Figure dataset records:

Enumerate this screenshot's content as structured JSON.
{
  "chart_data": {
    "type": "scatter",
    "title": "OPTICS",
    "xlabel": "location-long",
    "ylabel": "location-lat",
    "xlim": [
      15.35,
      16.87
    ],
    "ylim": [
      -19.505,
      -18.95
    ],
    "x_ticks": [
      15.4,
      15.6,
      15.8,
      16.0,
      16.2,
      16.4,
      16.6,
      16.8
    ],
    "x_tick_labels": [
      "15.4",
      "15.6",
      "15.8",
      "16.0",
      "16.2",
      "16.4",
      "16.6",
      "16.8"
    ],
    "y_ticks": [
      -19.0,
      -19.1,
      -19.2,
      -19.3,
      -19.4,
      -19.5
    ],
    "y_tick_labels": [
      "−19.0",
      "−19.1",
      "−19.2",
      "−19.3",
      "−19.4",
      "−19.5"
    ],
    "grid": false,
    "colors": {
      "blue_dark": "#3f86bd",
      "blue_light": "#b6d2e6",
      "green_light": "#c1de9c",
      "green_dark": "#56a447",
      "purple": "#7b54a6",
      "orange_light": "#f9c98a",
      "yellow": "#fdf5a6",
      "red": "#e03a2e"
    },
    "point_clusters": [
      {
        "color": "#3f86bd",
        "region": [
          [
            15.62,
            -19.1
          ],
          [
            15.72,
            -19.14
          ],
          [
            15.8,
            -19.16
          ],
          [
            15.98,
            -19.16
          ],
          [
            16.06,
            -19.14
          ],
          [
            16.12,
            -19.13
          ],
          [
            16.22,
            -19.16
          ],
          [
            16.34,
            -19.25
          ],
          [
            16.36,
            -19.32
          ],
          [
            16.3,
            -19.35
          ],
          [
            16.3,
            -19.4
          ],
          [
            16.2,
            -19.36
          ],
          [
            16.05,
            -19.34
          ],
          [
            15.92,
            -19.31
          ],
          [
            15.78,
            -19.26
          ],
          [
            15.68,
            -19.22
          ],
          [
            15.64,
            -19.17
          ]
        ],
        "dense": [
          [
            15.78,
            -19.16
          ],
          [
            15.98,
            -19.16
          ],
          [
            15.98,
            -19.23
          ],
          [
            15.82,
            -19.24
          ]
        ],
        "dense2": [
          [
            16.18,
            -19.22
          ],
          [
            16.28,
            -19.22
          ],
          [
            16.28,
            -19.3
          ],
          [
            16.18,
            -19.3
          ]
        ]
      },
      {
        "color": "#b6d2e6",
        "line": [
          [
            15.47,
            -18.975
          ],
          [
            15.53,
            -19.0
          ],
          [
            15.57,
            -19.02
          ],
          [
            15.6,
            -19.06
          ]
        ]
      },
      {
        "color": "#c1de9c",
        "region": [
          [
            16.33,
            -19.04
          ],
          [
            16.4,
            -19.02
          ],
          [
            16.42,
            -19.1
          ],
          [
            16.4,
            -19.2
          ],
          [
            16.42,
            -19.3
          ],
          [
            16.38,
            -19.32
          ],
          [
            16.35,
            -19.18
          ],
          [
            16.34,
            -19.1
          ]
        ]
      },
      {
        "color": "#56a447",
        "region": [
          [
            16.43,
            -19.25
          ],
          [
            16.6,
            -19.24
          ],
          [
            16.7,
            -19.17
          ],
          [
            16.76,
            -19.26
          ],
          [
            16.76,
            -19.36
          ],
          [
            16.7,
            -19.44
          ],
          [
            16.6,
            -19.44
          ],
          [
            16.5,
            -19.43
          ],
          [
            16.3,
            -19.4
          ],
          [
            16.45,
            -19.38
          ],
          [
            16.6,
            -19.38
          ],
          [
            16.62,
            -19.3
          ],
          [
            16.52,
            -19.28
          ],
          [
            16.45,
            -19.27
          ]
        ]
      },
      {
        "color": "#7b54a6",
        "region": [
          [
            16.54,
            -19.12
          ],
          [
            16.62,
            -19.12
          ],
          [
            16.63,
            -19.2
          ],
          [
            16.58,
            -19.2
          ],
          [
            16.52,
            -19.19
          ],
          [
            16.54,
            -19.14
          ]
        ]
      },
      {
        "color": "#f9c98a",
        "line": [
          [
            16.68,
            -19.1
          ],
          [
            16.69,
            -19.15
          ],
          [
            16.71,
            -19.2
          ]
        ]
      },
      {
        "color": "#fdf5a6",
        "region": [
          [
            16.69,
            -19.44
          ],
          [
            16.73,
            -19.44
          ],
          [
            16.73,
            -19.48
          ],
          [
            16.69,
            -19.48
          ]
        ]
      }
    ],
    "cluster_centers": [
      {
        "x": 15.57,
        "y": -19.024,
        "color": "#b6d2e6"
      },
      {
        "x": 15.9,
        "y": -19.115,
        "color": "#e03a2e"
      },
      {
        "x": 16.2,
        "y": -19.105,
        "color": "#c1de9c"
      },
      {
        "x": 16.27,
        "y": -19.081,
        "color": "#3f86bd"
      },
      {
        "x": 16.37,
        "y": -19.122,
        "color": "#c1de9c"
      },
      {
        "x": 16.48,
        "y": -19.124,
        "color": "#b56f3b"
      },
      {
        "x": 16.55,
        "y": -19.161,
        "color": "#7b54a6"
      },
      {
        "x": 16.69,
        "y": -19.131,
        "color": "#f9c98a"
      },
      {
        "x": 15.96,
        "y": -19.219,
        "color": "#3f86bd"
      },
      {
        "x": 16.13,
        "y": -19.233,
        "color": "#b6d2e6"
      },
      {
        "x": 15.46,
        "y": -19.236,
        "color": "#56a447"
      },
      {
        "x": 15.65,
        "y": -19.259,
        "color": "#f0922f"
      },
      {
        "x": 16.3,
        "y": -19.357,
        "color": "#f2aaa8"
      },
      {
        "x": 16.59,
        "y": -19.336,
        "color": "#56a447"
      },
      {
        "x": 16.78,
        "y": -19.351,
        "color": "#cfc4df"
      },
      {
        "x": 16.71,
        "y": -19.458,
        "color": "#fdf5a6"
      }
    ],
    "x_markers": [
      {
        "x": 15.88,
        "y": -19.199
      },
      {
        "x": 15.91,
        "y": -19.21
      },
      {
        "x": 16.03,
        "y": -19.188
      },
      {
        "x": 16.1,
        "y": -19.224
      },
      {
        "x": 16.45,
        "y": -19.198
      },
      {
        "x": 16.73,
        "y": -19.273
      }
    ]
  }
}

#### DIRECTIVE
Write out the full listing, keeping every line exactly as it is.

#### SOLUTION FOR THIS PROBLEM
Enumerate this screenshot's content as structured JSON.
{
  "chart_data": {
    "type": "scatter",
    "title": "OPTICS",
    "xlabel": "location-long",
    "ylabel": "location-lat",
    "xlim": [
      15.35,
      16.87
    ],
    "ylim": [
      -19.505,
      -18.95
    ],
    "x_ticks": [
      15.4,
      15.6,
      15.8,
      16.0,
      16.2,
      16.4,
      16.6,
      16.8
    ],
    "x_tick_labels": [
      "15.4",
      "15.6",
      "15.8",
      "16.0",
      "16.2",
      "16.4",
      "16.6",
      "16.8"
    ],
    "y_ticks": [
      -19.0,
      -19.1,
      -19.2,
      -19.3,
      -19.4,
      -19.5
    ],
    "y_tick_labels": [
      "−19.0",
      "−19.1",
      "−19.2",
      "−19.3",
      "−19.4",
      "−19.5"
    ],
    "grid": false,
    "colors": {
      "blue_dark": "#3f86bd",
      "blue_light": "#b6d2e6",
      "green_light": "#c1de9c",
      "green_dark": "#56a447",
      "purple": "#7b54a6",
      "orange_light": "#f9c98a",
      "yellow": "#fdf5a6",
      "red": "#e03a2e"
    },
    "point_clusters": [
      {
        "color": "#3f86bd",
        "region": [
          [
            15.62,
            -19.1
          ],
          [
            15.72,
            -19.14
          ],
          [
            15.8,
            -19.16
          ],
          [
            15.98,
            -19.16
          ],
          [
            16.06,
            -19.14
          ],
          [
            16.12,
            -19.13
          ],
          [
            16.22,
            -19.16
          ],
          [
            16.34,
            -19.25
          ],
          [
            16.36,
            -19.32
          ],
          [
            16.3,
            -19.35
          ],
          [
            16.3,
            -19.4
          ],
          [
            16.2,
            -19.36
          ],
          [
            16.05,
            -19.34
          ],
          [
            15.92,
            -19.31
          ],
          [
            15.78,
            -19.26
          ],
          [
            15.68,
            -19.22
          ],
          [
            15.64,
            -19.17
          ]
        ],
        "dense": [
          [
            15.78,
            -19.16
          ],
          [
            15.98,
            -19.16
          ],
          [
            15.98,
            -19.23
          ],
          [
            15.82,
            -19.24
          ]
        ],
        "dense2": [
          [
            16.18,
            -19.22
          ],
          [
            16.28,
            -19.22
          ],
          [
            16.28,
            -19.3
          ],
          [
            16.18,
            -19.3
          ]
        ]
      },
      {
        "color": "#b6d2e6",
        "line": [
          [
            15.47,
            -18.975
          ],
          [
            15.53,
            -19.0
          ],
          [
            15.57,
            -19.02
          ],
          [
            15.6,
            -19.06
          ]
        ]
      },
      {
        "color": "#c1de9c",
        "region": [
          [
            16.33,
            -19.04
          ],
          [
            16.4,
            -19.02
          ],
          [
            16.42,
            -19.1
          ],
          [
            16.4,
            -19.2
          ],
          [
            16.42,
            -19.3
          ],
          [
            16.38,
            -19.32
          ],
          [
            16.35,
            -19.18
          ],
          [
            16.34,
            -19.1
          ]
        ]
      },
      {
        "color": "#56a447",
        "region": [
          [
            16.43,
            -19.25
          ],
          [
            16.6,
            -19.24
          ],
          [
            16.7,
            -19.17
          ],
          [
            16.76,
            -19.26
          ],
          [
            16.76,
            -19.36
          ],
          [
            16.7,
            -19.44
          ],
          [
            16.6,
            -19.44
          ],
          [
            16.5,
            -19.43
          ],
          [
            16.3,
            -19.4
          ],
          [
            16.45,
            -19.38
          ],
          [
            16.6,
            -19.38
          ],
          [
            16.62,
            -19.3
          ],
          [
            16.52,
            -19.28
          ],
          [
            16.45,
            -19.27
          ]
        ]
      },
      {
        "color": "#7b54a6",
        "region": [
          [
            16.54,
            -19.12
          ],
          [
            16.62,
            -19.12
          ],
          [
            16.63,
            -19.2
          ],
          [
            16.58,
            -19.2
          ],
          [
            16.52,
            -19.19
          ],
          [
            16.54,
            -19.14
          ]
        ]
      },
      {
        "color": "#f9c98a",
        "line": [
          [
            16.68,
            -19.1
          ],
          [
            16.69,
            -19.15
          ],
          [
            16.71,
            -19.2
          ]
        ]
      },
      {
        "color": "#fdf5a6",
        "region": [
          [
            16.69,
            -19.44
          ],
          [
            16.73,
            -19.44
          ],
          [
            16.73,
            -19.48
          ],
          [
            16.69,
            -19.48
          ]
        ]
      }
    ],
    "cluster_centers": [
      {
        "x": 15.57,
        "y": -19.024,
        "color": "#b6d2e6"
      },
      {
        "x": 15.9,
        "y": -19.115,
        "color": "#e03a2e"
      },
      {
        "x": 16.2,
        "y": -19.105,
        "color": "#c1de9c"
      },
      {
        "x": 16.27,
        "y": -19.081,
        "color": "#3f86bd"
      },
      {
        "x": 16.37,
        "y": -19.122,
        "color": "#c1de9c"
      },
      {
        "x": 16.48,
        "y": -19.124,
        "color": "#b56f3b"
      },
      {
        "x": 16.55,
        "y": -19.161,
        "color": "#7b54a6"
      },
      {
        "x": 16.69,
        "y": -19.131,
        "color": "#f9c98a"
      },
      {
        "x": 15.96,
        "y": -19.219,
        "color": "#3f86bd"
      },
      {
        "x": 16.13,
        "y": -19.233,
        "color": "#b6d2e6"
      },
      {
        "x": 15.46,
        "y": -19.236,
        "color": "#56a447"
      },
      {
        "x": 15.65,
        "y": -19.259,
        "color": "#f0922f"
      },
      {
        "x": 16.3,
        "y": -19.357,
        "color": "#f2aaa8"
      },
      {
        "x": 16.59,
        "y": -19.336,
        "color": "#56a447"
      },
      {
        "x": 16.78,
        "y": -19.351,
        "color": "#cfc4df"
      },
      {
        "x": 16.71,
        "y": -19.458,
        "color": "#fdf5a6"
      }
    ],
    "x_markers": [
      {
        "x": 15.88,
        "y": -19.199
      },
      {
        "x": 15.91,
        "y": -19.21
      },
      {
        "x": 16.03,
        "y": -19.188
      },
      {
        "x": 16.1,
        "y": -19.224
      },
      {
        "x": 16.45,
        "y": -19.198
      },
      {
        "x": 16.73,
        "y": -19.273
      }
    ]
  }
}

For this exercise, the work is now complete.